▸ Brief: From the entries below, copy out every line with "especies" in it.

▸ Exercise inputs:

--- BEGIN ---

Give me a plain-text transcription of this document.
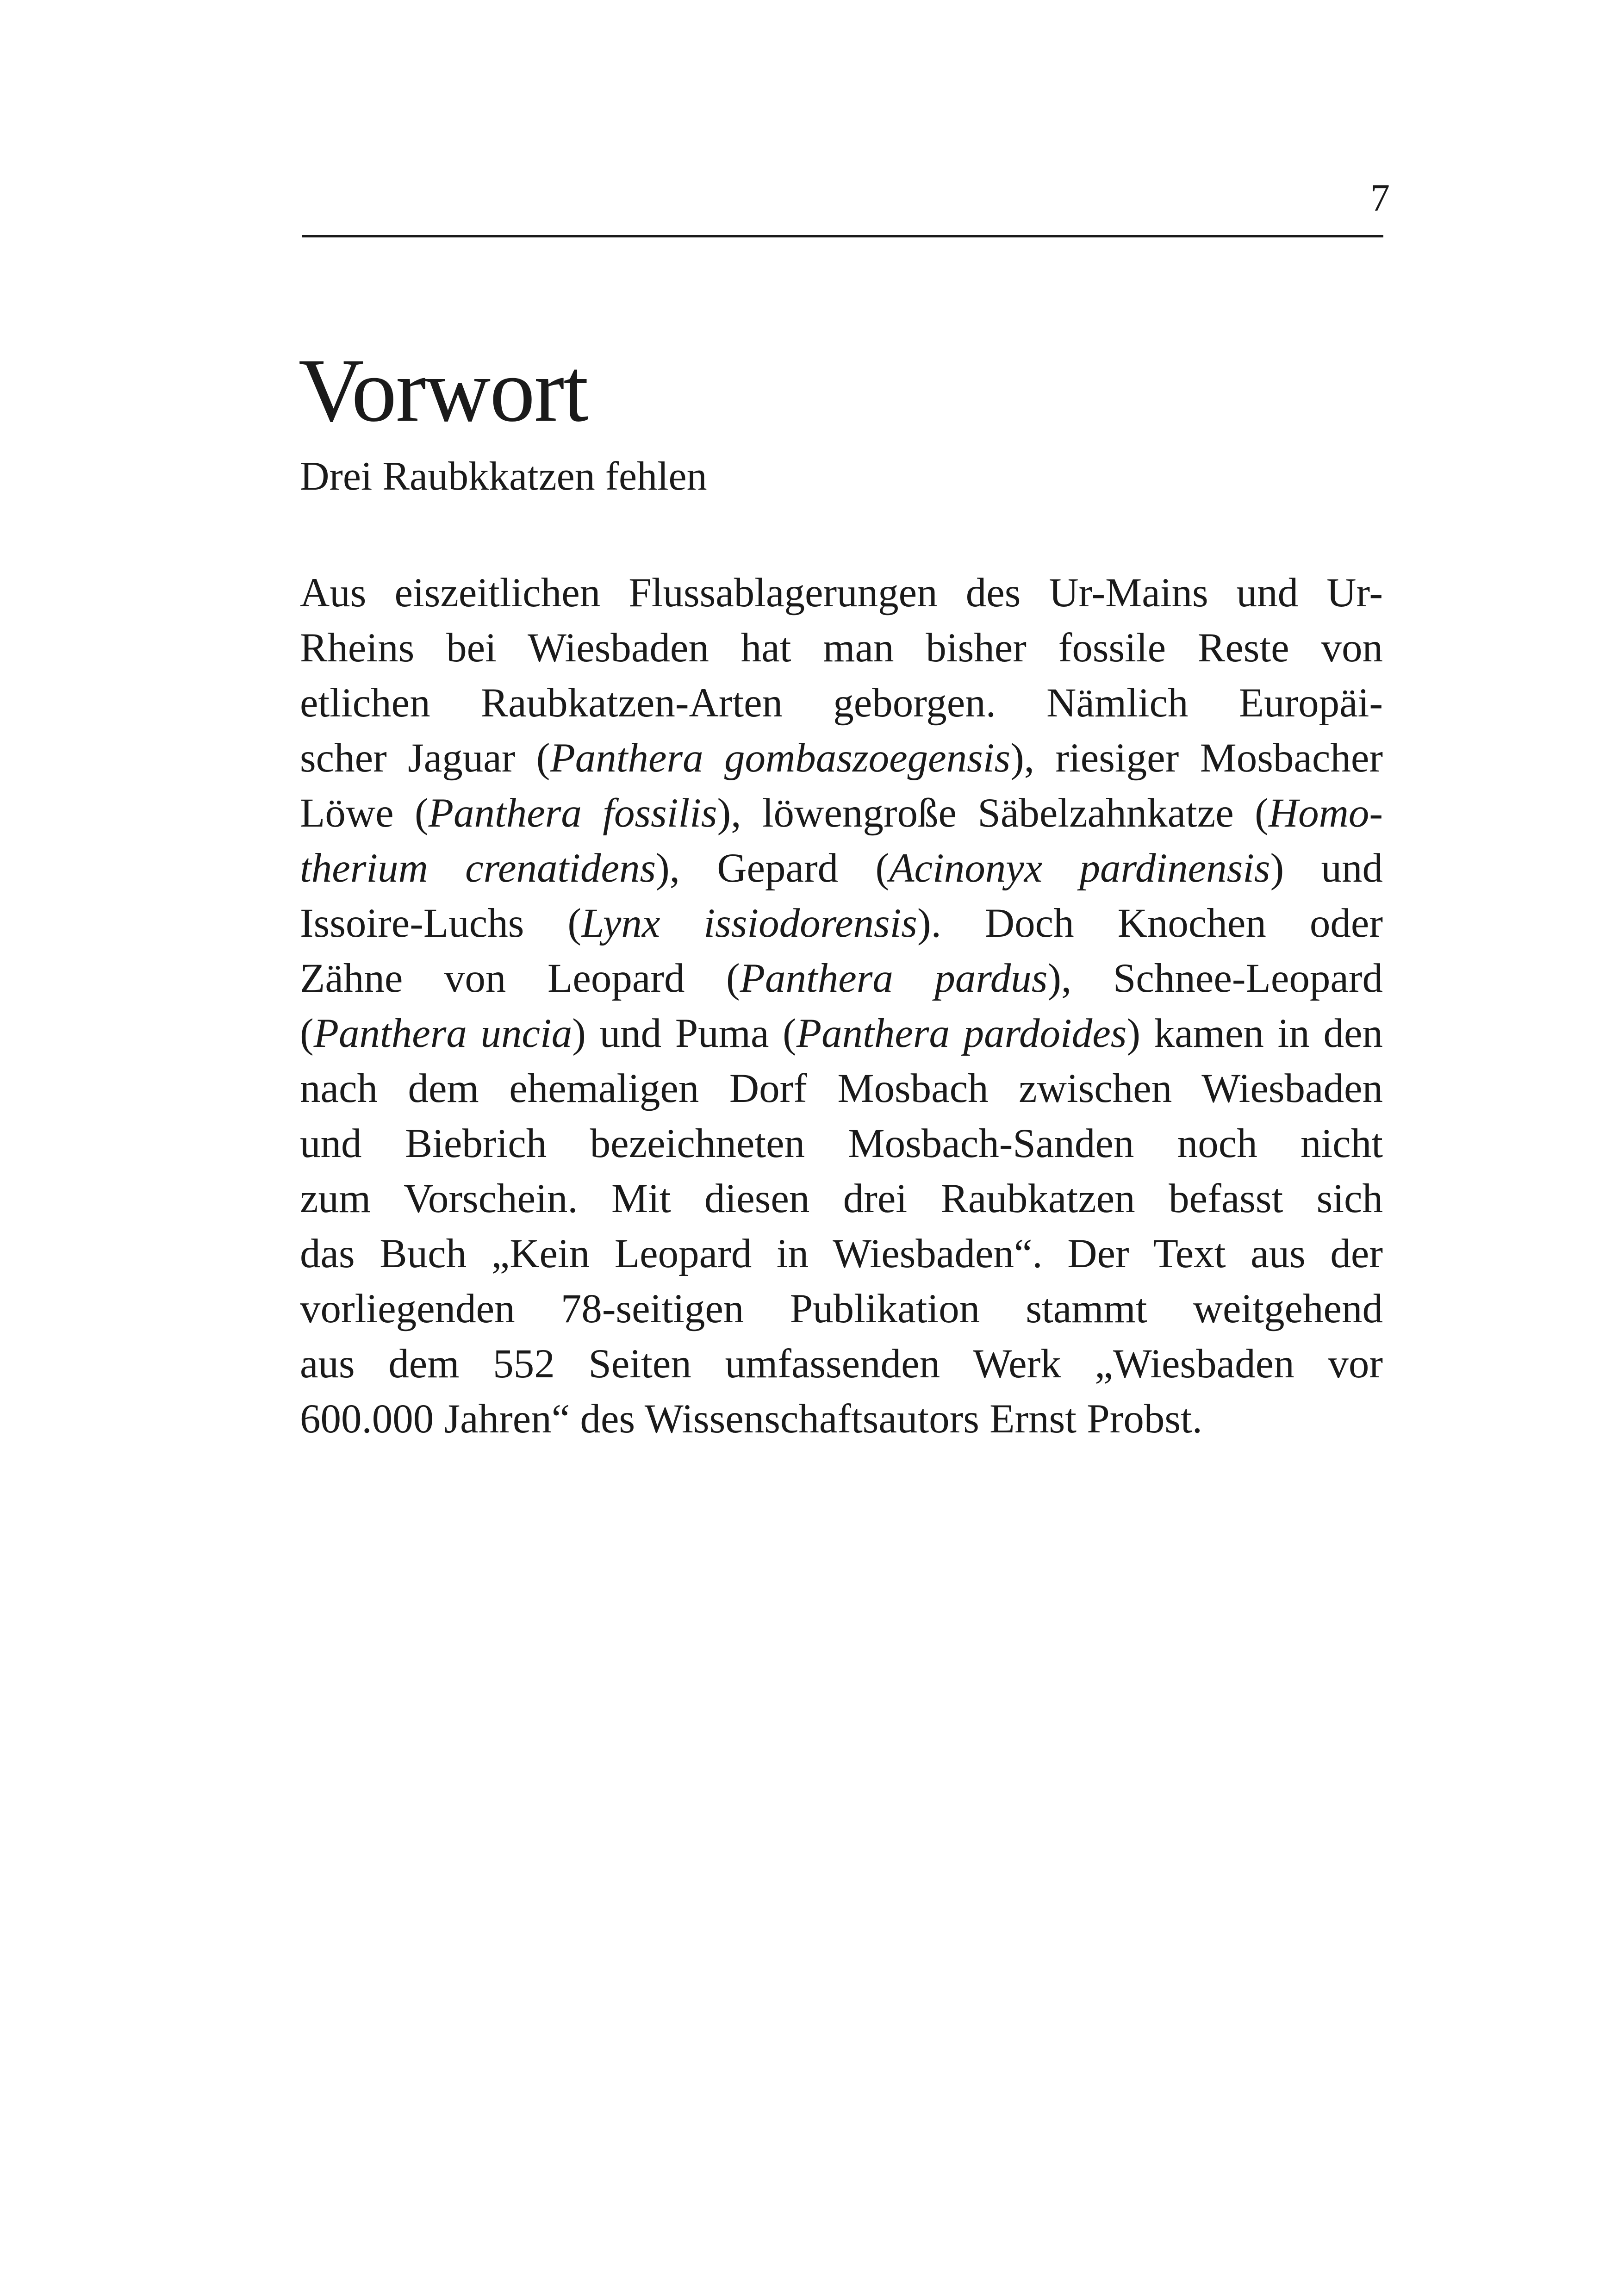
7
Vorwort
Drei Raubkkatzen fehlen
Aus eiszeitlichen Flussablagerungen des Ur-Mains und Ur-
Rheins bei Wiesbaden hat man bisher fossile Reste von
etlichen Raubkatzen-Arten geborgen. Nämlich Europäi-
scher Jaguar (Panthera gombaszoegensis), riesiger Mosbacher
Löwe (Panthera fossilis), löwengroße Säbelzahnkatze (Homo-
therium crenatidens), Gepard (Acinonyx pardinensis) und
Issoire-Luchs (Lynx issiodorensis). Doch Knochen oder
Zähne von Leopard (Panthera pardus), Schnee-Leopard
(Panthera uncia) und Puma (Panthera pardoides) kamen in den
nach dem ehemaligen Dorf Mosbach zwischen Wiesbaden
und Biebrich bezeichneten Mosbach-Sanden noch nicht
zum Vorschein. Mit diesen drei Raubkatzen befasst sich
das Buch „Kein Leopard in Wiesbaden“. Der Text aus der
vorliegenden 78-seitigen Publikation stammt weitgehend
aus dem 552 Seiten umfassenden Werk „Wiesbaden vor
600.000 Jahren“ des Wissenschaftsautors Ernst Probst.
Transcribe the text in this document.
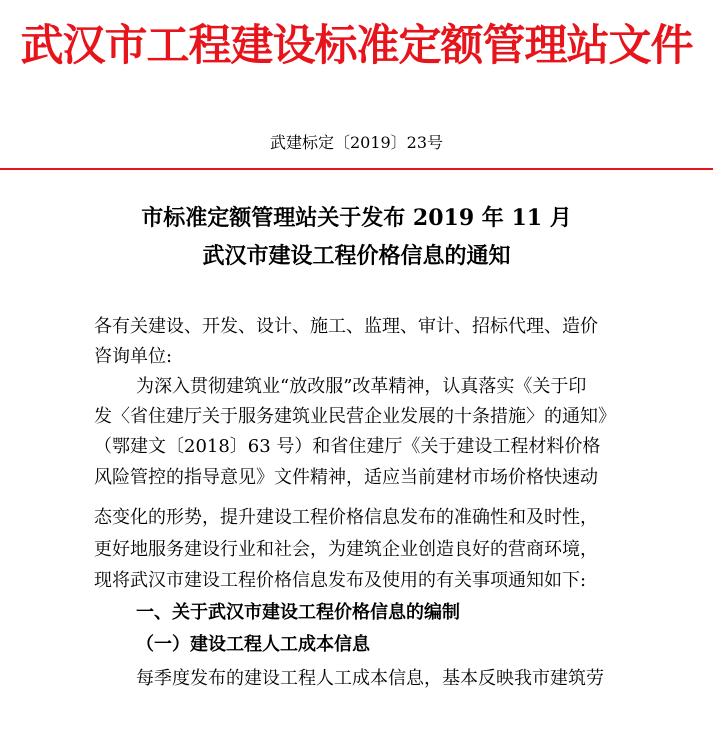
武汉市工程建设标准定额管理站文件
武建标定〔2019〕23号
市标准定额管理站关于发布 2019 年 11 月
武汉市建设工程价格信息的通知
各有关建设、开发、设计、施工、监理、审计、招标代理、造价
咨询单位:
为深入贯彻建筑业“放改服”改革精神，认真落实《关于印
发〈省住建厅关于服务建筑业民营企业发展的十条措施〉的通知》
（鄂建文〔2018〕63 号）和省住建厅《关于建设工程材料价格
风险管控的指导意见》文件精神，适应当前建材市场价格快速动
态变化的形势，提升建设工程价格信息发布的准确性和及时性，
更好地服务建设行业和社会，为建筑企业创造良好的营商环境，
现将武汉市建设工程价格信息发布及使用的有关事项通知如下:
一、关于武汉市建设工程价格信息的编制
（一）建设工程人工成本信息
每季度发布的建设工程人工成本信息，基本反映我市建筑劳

--- END ---
--- BEGIN ---

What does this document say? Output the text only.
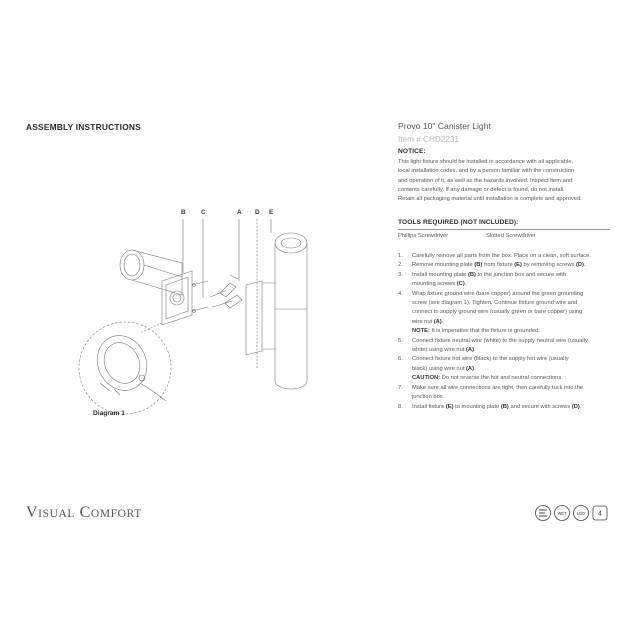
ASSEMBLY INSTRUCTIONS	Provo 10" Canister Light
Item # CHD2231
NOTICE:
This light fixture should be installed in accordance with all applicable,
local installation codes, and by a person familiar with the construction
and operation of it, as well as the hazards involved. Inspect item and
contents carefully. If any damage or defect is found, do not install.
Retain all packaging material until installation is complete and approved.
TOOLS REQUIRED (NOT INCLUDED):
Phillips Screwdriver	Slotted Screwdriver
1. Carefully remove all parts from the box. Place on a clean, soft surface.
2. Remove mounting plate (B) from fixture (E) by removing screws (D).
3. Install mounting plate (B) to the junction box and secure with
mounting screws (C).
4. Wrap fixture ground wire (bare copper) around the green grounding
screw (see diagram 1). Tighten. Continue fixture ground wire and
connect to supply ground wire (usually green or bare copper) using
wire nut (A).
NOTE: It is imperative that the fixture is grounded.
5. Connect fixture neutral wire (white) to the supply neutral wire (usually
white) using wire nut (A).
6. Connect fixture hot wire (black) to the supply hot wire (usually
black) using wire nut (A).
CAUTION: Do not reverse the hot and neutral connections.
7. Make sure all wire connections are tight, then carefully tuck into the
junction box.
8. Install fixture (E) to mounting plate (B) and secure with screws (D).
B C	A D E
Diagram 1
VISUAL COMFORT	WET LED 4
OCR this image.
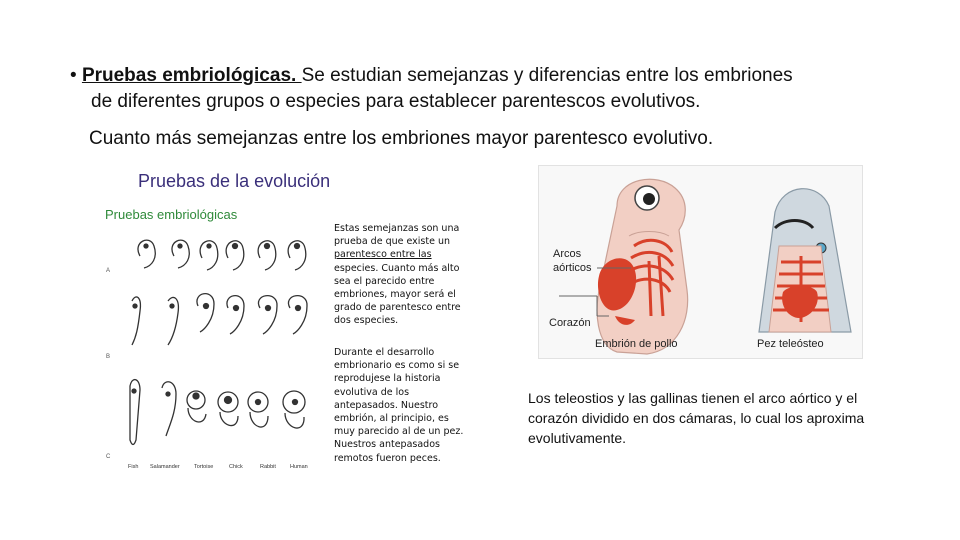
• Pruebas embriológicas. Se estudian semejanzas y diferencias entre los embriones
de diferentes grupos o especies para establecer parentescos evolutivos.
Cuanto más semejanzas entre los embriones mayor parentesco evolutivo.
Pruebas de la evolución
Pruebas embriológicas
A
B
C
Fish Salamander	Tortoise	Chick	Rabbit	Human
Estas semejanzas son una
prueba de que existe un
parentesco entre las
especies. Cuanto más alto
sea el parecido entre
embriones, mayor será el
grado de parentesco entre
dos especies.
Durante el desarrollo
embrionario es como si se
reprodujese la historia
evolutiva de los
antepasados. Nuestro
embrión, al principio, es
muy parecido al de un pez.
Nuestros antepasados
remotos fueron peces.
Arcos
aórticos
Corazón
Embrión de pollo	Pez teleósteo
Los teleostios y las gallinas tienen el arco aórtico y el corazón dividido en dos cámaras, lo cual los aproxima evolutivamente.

--- END ---

▸ Solution for this problem:
de diferentes grupos o especies para establecer parentescos evolutivos.
especies. Cuanto más alto
dos especies.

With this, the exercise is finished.